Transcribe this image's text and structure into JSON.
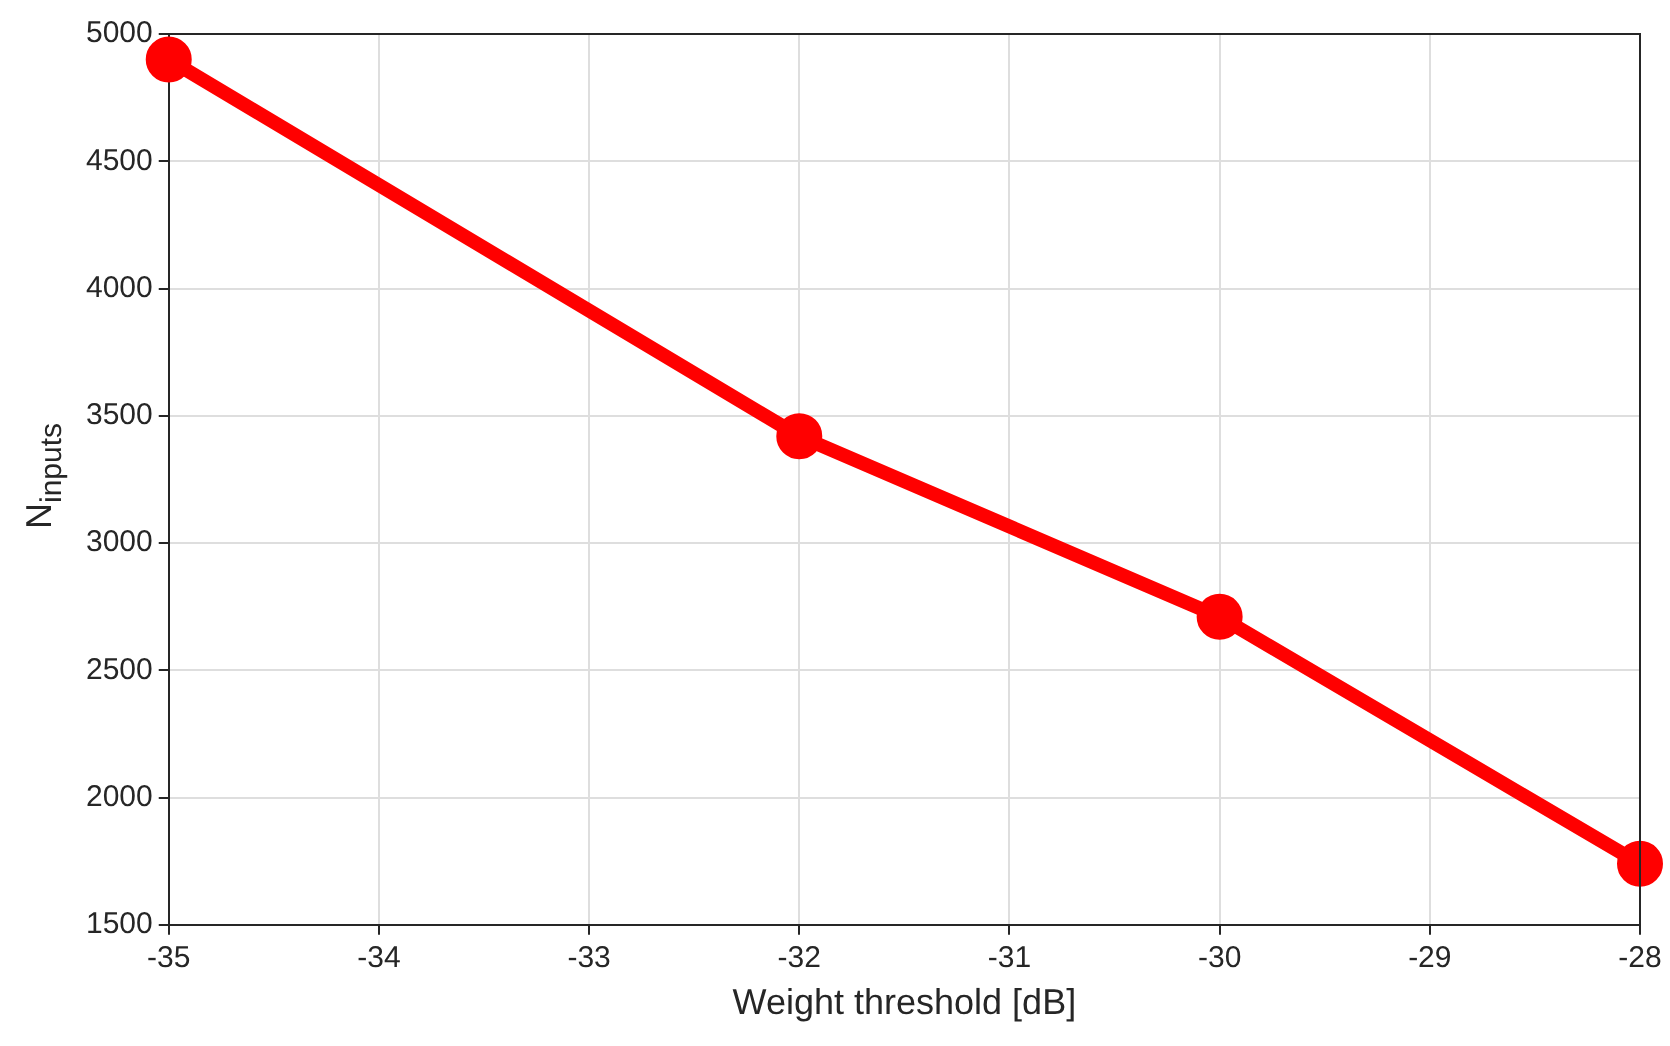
{
  "chart_data": {
    "type": "line",
    "xlabel": "Weight threshold [dB]",
    "ylabel": "N$_{inputs}$",
    "x": [
      -35,
      -32,
      -30,
      -28
    ],
    "series": [
      {
        "color": "#ff0000",
        "values": [
          4900,
          3420,
          2710,
          1740
        ]
      }
    ],
    "xlim": [
      -35,
      -28
    ],
    "xticks": [
      -35,
      -34,
      -33,
      -32,
      -31,
      -30,
      -29,
      -28
    ],
    "ylim": [
      1500,
      5000
    ],
    "yticks": [
      1500,
      2000,
      2500,
      3000,
      3500,
      4000,
      4500,
      5000
    ],
    "grid": true,
    "legend": false,
    "marker": "circle",
    "line_style": "solid"
  }
}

[Given exercise]: Reproduce the material word for word, minus the images.

[Task answer]:
Transcribe this image's text and structure into JSON.
{
  "chart_data": {
    "type": "line",
    "xlabel": "Weight threshold [dB]",
    "ylabel": "N$_{inputs}$",
    "x": [
      -35,
      -32,
      -30,
      -28
    ],
    "series": [
      {
        "color": "#ff0000",
        "values": [
          4900,
          3420,
          2710,
          1740
        ]
      }
    ],
    "xlim": [
      -35,
      -28
    ],
    "xticks": [
      -35,
      -34,
      -33,
      -32,
      -31,
      -30,
      -29,
      -28
    ],
    "ylim": [
      1500,
      5000
    ],
    "yticks": [
      1500,
      2000,
      2500,
      3000,
      3500,
      4000,
      4500,
      5000
    ],
    "grid": true,
    "legend": false,
    "marker": "circle",
    "line_style": "solid"
  }
}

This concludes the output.